▶ [QUOTED TEXT]:
★ ★ ★ ★ ★ ★ ★

One of the best examples of this is the inventory you buy. For instance, let’s say Bob’s business does $1 million in sales for the year. With a keystone markup, Bob makes a gross profit of $500,000 from his business. After expenses of $400,000, his net profit is $100,000.

The bank account tells a very different story. Although the cost of goods sold is $500,000, Bob didn’t necessarily spend that much on inventory for the year. If he spent $600,000 on inventory purchases, he would have increased his inventory holding by $100,000. However, he didn’t sell the extra inventory, and therefore, it doesn’t pay for itself, but it will still come out of his bank account!

Timing is another important factor in paying vendors, too. Whether you pay your vendors immediately or pay the amount six months later, this will affect your bank balance, but it won’t affect your profit — the item is an expense when you sell it, not when you pay your vendor.

★ ★ ★ ★ ★ ★ ★

▶ [EXERCISE 1]:
Please return the stretch of the inventory text from "One of the best" through "profit is $100,000.", copied word for word.
▶ [EXERCISE 2]:
Answer these from the inventory text, one per line:
(a) What is Bob's net profit for the year?
(b) By how much would Bob's inventory holding increase if he spent $600,000 on inventory purchases?
(c) When does an item count as an expense?

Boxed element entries
★ ★ ★ ★ ★ ★ ★

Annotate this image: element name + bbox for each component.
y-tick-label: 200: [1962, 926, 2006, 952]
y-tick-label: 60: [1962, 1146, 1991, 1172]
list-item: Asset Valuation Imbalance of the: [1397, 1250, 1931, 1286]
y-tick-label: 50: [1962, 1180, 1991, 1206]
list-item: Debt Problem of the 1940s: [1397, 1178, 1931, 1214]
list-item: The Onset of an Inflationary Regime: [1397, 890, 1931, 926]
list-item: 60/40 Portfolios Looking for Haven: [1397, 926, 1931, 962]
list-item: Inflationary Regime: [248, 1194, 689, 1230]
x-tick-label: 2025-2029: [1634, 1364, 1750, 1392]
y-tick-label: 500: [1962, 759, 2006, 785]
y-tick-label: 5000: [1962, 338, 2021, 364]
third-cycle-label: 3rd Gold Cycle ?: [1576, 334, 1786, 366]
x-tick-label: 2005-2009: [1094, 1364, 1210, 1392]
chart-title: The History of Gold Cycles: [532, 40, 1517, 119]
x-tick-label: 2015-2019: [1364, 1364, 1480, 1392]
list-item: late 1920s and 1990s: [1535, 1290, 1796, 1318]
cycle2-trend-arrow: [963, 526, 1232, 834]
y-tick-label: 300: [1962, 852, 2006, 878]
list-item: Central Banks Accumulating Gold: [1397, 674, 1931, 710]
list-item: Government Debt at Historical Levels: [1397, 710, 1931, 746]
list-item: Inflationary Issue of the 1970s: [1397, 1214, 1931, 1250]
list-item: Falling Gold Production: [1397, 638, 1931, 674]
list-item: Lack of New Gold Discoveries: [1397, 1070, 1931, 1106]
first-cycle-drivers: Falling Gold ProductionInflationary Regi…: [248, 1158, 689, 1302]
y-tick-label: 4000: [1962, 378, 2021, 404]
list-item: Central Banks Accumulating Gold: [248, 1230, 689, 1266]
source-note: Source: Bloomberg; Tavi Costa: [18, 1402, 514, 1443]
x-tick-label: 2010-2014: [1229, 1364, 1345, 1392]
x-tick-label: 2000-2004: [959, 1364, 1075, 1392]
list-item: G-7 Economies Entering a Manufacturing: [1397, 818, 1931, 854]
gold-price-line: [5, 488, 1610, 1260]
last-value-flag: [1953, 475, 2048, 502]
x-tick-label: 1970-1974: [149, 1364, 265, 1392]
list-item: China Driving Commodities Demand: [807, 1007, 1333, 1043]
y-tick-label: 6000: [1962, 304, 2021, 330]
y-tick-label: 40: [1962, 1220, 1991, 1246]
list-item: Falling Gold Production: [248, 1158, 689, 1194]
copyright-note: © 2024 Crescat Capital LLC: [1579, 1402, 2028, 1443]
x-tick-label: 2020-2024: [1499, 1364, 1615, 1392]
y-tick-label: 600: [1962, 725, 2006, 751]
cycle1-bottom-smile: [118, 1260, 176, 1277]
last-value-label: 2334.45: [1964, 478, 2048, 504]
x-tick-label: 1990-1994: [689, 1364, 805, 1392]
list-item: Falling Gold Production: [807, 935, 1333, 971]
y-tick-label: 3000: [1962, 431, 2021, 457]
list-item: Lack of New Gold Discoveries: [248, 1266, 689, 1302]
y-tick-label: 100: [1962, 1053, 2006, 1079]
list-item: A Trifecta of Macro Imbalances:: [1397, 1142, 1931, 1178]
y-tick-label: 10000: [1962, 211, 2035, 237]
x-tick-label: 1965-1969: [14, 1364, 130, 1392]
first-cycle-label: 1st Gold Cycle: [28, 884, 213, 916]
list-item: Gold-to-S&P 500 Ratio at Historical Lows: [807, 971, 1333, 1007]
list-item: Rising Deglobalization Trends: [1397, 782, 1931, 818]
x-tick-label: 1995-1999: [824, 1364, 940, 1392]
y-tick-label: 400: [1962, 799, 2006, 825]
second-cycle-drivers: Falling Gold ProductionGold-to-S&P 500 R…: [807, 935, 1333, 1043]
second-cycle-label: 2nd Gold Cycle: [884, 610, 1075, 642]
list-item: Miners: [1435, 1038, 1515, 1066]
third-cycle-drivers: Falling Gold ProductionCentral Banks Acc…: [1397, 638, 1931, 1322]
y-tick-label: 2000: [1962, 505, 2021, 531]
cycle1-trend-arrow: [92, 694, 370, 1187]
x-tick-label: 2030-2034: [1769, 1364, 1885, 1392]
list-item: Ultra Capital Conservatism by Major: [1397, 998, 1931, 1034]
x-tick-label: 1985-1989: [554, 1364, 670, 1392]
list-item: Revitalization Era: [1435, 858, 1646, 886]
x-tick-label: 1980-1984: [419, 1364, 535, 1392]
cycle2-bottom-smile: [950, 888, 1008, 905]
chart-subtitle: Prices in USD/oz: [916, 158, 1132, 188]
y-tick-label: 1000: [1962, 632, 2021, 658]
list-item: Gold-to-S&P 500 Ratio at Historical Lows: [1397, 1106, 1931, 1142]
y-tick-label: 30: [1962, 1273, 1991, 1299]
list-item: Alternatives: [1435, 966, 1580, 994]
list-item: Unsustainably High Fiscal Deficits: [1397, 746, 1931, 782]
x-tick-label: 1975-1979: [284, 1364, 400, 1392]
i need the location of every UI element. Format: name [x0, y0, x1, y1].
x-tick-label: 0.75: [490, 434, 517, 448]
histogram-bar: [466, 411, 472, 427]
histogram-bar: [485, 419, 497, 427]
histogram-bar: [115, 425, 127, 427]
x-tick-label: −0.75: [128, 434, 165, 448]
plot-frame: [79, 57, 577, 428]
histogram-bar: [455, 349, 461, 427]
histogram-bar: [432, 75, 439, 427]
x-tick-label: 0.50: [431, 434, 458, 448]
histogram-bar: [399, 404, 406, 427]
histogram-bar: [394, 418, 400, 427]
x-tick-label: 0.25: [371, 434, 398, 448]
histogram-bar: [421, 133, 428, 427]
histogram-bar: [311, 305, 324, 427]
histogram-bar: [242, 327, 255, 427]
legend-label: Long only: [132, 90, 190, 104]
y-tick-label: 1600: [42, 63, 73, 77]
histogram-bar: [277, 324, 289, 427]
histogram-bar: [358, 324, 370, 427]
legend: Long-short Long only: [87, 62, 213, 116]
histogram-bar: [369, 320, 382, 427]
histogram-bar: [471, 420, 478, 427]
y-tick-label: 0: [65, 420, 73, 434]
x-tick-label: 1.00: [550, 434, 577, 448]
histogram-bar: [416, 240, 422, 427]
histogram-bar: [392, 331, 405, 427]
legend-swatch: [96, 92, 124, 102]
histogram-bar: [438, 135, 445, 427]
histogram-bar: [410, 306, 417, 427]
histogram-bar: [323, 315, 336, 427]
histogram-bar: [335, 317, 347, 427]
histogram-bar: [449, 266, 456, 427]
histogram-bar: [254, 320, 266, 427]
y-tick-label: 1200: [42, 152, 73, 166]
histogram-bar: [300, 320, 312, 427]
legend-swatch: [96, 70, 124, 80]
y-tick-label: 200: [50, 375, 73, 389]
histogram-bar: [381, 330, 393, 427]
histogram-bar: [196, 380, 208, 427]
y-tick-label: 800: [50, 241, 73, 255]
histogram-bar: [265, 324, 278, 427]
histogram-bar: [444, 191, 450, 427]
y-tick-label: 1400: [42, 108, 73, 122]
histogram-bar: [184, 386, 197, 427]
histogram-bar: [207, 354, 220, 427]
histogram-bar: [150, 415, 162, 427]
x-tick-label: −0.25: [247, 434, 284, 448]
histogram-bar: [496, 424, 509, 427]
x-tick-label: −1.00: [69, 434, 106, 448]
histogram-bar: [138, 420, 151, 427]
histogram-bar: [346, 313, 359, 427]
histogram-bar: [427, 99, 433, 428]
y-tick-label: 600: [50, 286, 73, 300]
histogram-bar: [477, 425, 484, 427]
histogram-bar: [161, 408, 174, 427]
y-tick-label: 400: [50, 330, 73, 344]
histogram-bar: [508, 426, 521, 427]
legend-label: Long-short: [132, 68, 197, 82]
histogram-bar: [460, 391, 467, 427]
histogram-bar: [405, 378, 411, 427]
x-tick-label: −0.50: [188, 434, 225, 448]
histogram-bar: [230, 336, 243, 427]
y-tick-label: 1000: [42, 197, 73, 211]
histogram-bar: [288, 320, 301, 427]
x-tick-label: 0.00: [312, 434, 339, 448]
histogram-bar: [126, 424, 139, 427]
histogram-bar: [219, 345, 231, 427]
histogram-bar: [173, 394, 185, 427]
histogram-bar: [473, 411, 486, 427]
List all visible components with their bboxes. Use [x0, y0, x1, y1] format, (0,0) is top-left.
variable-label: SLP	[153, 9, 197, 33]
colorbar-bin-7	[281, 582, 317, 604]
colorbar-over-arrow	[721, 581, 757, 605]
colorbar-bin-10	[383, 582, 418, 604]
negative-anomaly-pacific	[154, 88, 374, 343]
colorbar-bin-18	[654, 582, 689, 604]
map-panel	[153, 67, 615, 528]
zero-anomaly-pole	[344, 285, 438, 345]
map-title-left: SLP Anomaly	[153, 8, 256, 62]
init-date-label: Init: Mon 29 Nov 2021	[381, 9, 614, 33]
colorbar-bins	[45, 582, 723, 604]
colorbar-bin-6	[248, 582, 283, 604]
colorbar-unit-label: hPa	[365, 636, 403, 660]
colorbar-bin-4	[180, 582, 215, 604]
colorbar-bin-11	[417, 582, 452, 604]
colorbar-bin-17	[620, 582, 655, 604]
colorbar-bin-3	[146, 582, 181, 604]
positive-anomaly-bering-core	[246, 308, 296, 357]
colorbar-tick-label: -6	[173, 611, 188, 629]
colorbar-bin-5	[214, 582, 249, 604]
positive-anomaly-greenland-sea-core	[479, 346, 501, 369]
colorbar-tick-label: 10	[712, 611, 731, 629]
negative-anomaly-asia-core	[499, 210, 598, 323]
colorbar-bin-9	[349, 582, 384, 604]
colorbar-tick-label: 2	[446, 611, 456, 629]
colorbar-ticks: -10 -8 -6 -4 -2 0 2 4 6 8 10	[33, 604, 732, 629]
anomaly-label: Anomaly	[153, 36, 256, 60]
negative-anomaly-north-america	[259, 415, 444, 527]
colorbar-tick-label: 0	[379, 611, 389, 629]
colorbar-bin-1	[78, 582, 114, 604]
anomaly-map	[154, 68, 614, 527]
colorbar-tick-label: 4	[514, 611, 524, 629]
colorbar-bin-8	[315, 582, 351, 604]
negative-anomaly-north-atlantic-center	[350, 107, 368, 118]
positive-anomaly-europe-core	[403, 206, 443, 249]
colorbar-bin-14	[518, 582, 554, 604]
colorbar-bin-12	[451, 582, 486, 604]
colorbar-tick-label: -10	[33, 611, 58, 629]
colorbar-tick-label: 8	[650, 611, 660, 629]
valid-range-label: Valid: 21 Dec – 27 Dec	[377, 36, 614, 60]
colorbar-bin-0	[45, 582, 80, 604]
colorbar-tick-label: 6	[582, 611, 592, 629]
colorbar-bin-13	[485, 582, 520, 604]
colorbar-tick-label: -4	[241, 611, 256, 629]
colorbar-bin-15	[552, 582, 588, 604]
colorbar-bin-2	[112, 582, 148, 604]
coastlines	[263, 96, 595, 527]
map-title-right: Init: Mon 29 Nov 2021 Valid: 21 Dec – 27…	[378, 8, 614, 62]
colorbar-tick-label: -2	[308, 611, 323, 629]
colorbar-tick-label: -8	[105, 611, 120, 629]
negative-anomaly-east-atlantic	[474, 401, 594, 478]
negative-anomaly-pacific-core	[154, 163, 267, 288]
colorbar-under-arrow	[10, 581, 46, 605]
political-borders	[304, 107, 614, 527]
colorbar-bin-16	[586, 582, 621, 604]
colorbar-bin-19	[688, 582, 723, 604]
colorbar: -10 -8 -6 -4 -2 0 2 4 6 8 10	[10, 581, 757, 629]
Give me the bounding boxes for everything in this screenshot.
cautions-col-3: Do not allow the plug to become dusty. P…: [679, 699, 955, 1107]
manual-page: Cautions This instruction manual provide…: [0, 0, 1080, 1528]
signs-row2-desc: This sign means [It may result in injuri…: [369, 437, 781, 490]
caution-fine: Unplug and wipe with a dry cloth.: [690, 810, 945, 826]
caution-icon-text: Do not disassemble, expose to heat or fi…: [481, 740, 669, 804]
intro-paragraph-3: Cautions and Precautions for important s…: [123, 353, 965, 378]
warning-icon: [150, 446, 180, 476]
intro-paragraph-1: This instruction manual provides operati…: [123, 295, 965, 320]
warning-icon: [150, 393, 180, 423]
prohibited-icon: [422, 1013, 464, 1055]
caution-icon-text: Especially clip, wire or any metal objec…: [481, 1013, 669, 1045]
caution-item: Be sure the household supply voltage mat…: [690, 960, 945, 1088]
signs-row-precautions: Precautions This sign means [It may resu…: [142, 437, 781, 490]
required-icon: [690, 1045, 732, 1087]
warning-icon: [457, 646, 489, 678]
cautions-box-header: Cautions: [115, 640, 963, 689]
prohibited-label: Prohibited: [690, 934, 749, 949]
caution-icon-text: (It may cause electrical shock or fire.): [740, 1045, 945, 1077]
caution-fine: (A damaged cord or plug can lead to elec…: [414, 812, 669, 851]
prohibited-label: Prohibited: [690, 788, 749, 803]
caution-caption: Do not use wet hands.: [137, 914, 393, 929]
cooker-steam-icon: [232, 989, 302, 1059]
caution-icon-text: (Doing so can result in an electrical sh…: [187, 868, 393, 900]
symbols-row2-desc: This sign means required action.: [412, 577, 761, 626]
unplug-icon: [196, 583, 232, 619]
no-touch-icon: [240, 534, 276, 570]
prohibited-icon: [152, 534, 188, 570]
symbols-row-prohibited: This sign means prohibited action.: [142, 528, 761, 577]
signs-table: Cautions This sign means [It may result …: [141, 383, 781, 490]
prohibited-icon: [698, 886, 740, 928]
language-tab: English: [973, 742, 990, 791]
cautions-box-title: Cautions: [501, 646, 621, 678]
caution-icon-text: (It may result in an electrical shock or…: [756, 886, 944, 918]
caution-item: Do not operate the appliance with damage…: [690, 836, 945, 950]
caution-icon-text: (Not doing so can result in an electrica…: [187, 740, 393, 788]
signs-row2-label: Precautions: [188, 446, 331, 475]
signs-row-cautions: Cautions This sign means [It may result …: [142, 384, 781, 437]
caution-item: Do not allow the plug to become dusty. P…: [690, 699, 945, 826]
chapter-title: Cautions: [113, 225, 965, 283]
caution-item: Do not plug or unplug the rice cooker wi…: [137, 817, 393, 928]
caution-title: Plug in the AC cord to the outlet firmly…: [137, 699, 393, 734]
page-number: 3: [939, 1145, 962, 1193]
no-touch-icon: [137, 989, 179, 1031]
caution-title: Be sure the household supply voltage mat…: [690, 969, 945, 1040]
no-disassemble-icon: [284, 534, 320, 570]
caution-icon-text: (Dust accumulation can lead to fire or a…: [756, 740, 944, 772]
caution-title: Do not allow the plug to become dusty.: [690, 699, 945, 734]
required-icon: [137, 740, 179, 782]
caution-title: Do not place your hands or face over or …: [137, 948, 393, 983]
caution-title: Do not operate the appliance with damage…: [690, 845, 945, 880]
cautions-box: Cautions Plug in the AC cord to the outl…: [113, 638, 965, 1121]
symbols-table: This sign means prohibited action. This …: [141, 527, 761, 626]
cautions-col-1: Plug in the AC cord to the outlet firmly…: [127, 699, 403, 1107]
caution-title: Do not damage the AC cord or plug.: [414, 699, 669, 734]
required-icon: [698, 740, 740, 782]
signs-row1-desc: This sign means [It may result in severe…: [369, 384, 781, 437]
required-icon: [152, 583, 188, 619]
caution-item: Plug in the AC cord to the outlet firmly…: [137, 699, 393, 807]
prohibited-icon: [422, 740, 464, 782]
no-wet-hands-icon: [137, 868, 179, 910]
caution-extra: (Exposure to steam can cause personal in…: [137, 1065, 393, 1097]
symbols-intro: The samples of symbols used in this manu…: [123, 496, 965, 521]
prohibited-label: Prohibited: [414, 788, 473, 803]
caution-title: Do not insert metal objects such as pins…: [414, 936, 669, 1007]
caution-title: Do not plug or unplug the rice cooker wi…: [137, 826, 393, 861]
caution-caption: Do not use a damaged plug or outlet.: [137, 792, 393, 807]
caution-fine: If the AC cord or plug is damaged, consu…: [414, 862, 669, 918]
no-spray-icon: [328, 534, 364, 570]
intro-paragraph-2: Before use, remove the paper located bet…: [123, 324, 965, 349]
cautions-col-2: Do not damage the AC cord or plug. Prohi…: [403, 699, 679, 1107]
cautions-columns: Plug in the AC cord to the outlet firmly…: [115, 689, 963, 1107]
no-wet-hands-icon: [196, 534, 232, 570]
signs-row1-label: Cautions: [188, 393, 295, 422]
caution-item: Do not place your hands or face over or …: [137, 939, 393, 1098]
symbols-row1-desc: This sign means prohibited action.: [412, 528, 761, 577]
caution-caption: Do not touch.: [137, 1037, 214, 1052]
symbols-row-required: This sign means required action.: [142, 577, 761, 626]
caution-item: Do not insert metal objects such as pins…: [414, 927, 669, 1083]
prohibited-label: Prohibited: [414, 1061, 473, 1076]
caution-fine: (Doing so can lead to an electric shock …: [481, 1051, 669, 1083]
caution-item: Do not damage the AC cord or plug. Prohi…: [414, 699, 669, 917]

★ ★ ★ ★ ★ ★ ★

▶ [RESULT 1]:
One of the best examples of this is the inventory you buy. For instance, let’s say Bob’s business does $1 million in sales for the year. With a keystone markup, Bob makes a gross profit of $500,000 from his business. After expenses of $400,000, his net profit is $100,000.

▶ [RESULT 2]:
(a) $100,000
(b) $100,000
(c) When you sell it, not when you pay your vendor